Data entries
• • • •

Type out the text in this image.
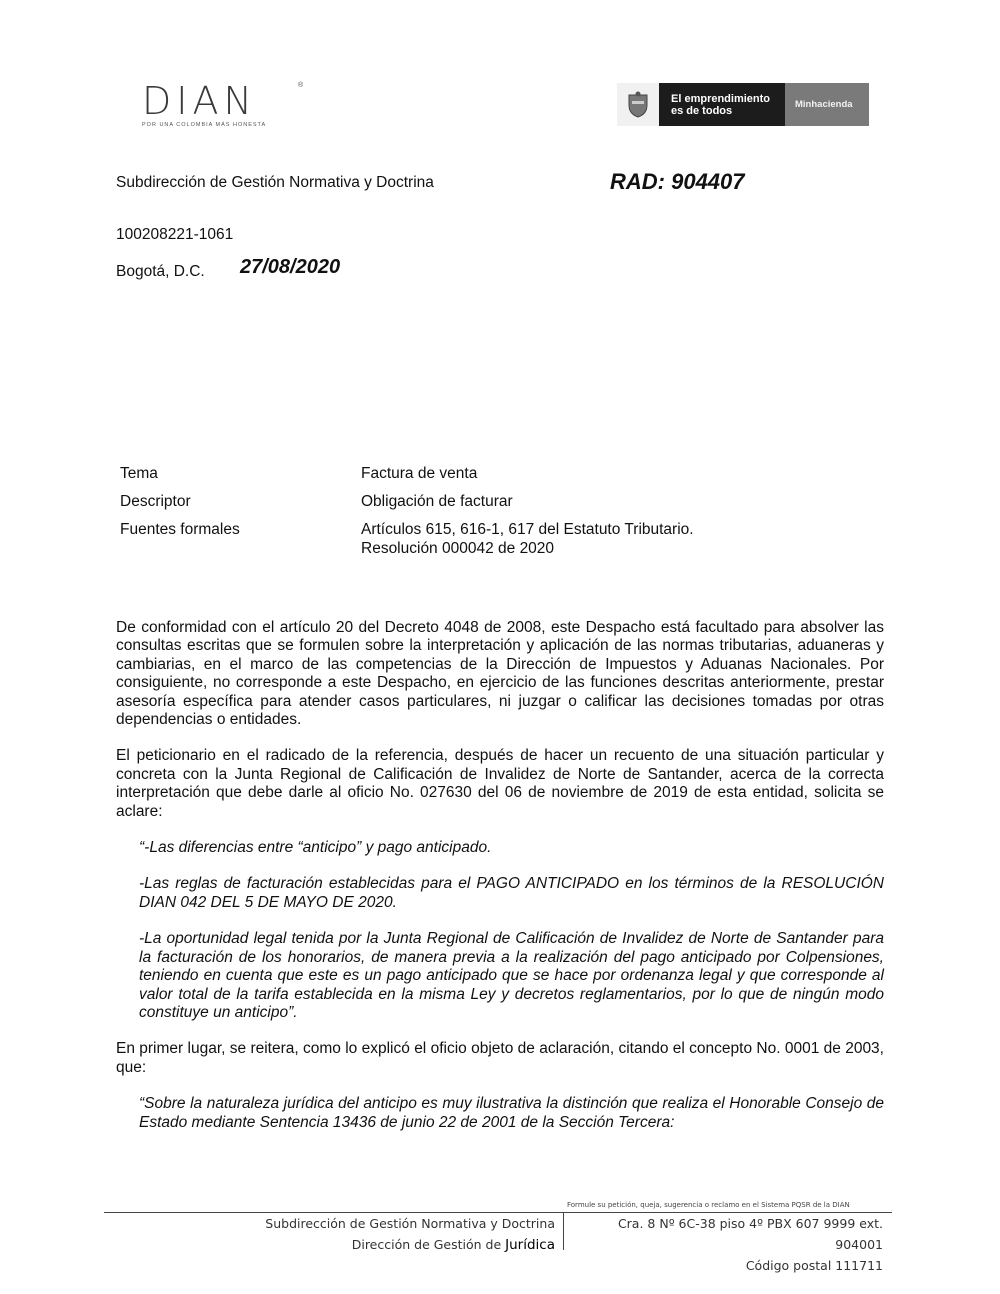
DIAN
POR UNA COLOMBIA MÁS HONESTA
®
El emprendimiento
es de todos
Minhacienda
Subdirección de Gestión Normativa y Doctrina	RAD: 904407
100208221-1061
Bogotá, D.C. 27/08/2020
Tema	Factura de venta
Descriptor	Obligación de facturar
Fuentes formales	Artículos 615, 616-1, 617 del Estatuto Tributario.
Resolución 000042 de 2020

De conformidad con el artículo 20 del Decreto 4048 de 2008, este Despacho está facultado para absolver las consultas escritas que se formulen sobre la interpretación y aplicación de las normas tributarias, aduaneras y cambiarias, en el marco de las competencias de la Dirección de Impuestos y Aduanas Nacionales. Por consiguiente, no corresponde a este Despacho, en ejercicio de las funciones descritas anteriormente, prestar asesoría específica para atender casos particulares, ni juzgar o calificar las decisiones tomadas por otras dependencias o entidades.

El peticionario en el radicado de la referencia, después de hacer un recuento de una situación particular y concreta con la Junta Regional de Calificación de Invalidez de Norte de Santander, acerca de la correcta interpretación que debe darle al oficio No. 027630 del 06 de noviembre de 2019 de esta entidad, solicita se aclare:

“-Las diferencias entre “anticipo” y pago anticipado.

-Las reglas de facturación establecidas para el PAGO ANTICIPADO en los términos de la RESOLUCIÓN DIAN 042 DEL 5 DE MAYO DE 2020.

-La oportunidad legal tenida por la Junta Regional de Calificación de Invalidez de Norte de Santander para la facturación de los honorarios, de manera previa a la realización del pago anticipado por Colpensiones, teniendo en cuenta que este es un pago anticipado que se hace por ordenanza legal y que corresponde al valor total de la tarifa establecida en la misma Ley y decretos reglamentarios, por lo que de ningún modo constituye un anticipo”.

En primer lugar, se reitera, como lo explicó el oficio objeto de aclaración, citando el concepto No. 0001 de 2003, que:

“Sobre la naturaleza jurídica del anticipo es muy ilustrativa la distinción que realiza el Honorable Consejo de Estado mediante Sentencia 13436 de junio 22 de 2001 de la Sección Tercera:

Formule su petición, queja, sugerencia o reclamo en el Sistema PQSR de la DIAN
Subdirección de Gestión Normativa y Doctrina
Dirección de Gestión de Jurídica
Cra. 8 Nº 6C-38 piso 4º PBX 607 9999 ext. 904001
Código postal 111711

• • • •

- _Instruction_
Identify and list each line with the word "Subdirección".

- _Task response_
Subdirección de Gestión Normativa y Doctrina	RAD: 904407
Subdirección de Gestión Normativa y Doctrina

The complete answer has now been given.